>>>

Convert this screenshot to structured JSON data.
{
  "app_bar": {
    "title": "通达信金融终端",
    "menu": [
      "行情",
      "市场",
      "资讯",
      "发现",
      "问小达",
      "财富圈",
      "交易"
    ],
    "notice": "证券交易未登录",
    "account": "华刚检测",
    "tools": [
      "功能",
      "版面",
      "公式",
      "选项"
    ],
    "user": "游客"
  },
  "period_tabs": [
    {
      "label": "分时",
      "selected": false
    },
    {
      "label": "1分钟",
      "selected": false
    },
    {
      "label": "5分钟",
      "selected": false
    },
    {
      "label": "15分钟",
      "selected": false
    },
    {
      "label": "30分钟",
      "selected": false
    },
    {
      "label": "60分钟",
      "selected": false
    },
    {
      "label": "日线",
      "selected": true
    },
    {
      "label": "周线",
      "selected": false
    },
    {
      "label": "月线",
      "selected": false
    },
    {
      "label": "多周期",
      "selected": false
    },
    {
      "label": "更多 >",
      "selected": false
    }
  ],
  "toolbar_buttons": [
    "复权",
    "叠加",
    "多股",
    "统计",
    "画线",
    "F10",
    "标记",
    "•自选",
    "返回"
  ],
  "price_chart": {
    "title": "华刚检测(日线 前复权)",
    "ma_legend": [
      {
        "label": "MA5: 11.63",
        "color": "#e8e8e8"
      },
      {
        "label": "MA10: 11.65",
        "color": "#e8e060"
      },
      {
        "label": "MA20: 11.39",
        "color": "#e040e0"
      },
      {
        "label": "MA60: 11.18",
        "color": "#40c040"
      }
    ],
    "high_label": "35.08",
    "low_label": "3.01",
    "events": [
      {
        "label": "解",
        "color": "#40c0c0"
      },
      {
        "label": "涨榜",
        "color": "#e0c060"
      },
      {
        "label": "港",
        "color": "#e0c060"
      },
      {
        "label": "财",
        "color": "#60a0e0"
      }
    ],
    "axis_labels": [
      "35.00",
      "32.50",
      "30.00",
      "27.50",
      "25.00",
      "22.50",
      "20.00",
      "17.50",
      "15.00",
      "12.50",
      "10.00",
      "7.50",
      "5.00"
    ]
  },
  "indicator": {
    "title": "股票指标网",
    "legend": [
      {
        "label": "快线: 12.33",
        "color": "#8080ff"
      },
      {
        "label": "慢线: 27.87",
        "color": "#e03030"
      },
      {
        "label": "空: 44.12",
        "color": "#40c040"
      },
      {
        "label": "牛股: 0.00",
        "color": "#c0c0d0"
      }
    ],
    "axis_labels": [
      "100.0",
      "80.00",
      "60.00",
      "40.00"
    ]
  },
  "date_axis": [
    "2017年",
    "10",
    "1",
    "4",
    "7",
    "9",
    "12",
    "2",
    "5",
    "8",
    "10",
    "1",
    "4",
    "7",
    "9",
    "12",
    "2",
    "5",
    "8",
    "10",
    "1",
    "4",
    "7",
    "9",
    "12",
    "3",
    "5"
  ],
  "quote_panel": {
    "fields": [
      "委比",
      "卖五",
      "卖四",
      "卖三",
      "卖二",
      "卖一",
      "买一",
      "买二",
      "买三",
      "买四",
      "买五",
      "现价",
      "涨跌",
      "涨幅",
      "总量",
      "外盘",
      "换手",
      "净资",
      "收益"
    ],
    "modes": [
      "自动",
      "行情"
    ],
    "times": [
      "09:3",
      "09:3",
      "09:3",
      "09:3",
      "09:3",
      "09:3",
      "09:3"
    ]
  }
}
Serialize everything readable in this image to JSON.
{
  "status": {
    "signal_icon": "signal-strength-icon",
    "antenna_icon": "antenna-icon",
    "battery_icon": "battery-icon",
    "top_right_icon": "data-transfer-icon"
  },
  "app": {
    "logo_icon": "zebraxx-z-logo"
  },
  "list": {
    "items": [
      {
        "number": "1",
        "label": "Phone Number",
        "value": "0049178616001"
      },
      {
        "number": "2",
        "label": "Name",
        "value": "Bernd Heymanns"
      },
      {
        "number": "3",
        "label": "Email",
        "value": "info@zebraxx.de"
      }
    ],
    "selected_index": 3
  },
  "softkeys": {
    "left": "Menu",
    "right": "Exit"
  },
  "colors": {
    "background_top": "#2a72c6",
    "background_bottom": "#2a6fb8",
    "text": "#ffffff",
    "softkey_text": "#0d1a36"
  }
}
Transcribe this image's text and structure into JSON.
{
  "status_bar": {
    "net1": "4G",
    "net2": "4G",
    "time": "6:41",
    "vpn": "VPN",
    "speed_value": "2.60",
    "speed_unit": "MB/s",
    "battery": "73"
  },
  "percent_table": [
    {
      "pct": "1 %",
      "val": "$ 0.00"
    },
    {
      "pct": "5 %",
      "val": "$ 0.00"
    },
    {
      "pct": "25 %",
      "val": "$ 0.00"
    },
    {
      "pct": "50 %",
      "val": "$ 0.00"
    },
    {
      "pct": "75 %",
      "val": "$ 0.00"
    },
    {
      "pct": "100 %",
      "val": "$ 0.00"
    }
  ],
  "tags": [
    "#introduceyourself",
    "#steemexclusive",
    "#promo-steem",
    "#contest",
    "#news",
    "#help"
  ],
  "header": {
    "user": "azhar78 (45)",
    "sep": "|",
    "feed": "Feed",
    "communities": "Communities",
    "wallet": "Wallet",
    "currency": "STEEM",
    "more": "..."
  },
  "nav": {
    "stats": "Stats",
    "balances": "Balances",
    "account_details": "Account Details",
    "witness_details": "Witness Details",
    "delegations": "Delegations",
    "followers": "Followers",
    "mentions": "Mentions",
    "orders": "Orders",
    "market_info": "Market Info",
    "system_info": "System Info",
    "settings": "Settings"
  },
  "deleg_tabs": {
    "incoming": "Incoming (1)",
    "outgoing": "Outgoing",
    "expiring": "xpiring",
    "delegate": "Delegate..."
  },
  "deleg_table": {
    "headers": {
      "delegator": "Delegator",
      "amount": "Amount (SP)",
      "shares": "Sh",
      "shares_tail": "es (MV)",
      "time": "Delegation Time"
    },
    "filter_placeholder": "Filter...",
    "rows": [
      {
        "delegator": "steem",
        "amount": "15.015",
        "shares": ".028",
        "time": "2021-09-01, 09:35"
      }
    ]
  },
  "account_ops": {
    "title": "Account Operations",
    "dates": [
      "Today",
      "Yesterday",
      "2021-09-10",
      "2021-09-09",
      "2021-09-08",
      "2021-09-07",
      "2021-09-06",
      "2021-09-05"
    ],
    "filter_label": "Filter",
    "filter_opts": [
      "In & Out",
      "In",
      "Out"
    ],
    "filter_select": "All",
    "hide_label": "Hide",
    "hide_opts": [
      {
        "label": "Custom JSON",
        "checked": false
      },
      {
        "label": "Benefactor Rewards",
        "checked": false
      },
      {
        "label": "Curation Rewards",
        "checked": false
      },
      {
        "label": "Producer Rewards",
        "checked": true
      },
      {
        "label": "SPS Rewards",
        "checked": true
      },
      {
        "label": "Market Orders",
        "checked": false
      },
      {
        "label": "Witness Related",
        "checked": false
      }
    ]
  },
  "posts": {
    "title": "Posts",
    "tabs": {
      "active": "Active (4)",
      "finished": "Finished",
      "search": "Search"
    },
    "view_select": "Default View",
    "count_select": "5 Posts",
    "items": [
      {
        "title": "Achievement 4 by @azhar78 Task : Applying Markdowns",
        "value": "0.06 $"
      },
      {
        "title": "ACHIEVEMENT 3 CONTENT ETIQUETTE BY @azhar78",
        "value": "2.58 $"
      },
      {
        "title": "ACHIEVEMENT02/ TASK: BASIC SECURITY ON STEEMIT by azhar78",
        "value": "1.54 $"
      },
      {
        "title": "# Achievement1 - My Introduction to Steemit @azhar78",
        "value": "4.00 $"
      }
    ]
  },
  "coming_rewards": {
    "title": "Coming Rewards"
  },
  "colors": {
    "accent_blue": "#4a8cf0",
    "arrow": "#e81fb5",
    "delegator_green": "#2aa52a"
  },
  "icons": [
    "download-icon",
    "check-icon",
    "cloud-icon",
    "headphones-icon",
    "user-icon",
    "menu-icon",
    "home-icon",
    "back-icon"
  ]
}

<<<

* **Problem to solve**:
Search the preceding listing for "Market" and extract every line where it is found.

* **The answer**:
    "market_info": "Market Info",
        "label": "Market Orders",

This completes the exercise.